- The task: Print the entries below in their entirety, exactly as they are written.

(Data listing)
++++++++++

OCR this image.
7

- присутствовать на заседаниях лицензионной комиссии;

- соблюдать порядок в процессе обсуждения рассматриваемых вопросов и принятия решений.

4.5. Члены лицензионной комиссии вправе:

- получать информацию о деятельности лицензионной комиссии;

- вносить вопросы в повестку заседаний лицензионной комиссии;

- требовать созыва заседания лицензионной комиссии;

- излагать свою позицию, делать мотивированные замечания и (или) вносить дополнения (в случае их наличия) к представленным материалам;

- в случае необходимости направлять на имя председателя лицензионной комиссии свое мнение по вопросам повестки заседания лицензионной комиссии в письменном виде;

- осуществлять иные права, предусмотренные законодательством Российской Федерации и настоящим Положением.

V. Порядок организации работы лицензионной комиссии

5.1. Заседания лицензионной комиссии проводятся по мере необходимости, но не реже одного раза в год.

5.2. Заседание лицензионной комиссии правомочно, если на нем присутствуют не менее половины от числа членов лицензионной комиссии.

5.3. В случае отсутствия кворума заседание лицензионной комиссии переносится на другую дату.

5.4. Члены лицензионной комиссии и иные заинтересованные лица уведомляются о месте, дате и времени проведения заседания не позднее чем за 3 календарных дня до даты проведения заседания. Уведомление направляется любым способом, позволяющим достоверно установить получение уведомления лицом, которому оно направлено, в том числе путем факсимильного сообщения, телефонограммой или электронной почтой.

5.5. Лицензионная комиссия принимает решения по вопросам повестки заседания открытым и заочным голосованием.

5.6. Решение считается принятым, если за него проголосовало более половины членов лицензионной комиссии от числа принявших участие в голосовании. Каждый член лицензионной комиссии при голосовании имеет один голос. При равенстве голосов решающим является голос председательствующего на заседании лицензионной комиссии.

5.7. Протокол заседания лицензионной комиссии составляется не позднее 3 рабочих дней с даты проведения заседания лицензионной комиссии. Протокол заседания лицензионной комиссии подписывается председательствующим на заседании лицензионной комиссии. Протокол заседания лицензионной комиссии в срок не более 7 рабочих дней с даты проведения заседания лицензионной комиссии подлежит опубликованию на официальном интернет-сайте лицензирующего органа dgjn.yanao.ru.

++++++++++

- Exercise answer:
OCR this image.
7

- присутствовать на заседаниях лицензионной комиссии;

- соблюдать порядок в процессе обсуждения рассматриваемых вопросов и принятия решений.

4.5. Члены лицензионной комиссии вправе:

- получать информацию о деятельности лицензионной комиссии;

- вносить вопросы в повестку заседаний лицензионной комиссии;

- требовать созыва заседания лицензионной комиссии;

- излагать свою позицию, делать мотивированные замечания и (или) вносить дополнения (в случае их наличия) к представленным материалам;

- в случае необходимости направлять на имя председателя лицензионной комиссии свое мнение по вопросам повестки заседания лицензионной комиссии в письменном виде;

- осуществлять иные права, предусмотренные законодательством Российской Федерации и настоящим Положением.

V. Порядок организации работы лицензионной комиссии

5.1. Заседания лицензионной комиссии проводятся по мере необходимости, но не реже одного раза в год.

5.2. Заседание лицензионной комиссии правомочно, если на нем присутствуют не менее половины от числа членов лицензионной комиссии.

5.3. В случае отсутствия кворума заседание лицензионной комиссии переносится на другую дату.

5.4. Члены лицензионной комиссии и иные заинтересованные лица уведомляются о месте, дате и времени проведения заседания не позднее чем за 3 календарных дня до даты проведения заседания. Уведомление направляется любым способом, позволяющим достоверно установить получение уведомления лицом, которому оно направлено, в том числе путем факсимильного сообщения, телефонограммой или электронной почтой.

5.5. Лицензионная комиссия принимает решения по вопросам повестки заседания открытым и заочным голосованием.

5.6. Решение считается принятым, если за него проголосовало более половины членов лицензионной комиссии от числа принявших участие в голосовании. Каждый член лицензионной комиссии при голосовании имеет один голос. При равенстве голосов решающим является голос председательствующего на заседании лицензионной комиссии.

5.7. Протокол заседания лицензионной комиссии составляется не позднее 3 рабочих дней с даты проведения заседания лицензионной комиссии. Протокол заседания лицензионной комиссии подписывается председательствующим на заседании лицензионной комиссии. Протокол заседания лицензионной комиссии в срок не более 7 рабочих дней с даты проведения заседания лицензионной комиссии подлежит опубликованию на официальном интернет-сайте лицензирующего органа dgjn.yanao.ru.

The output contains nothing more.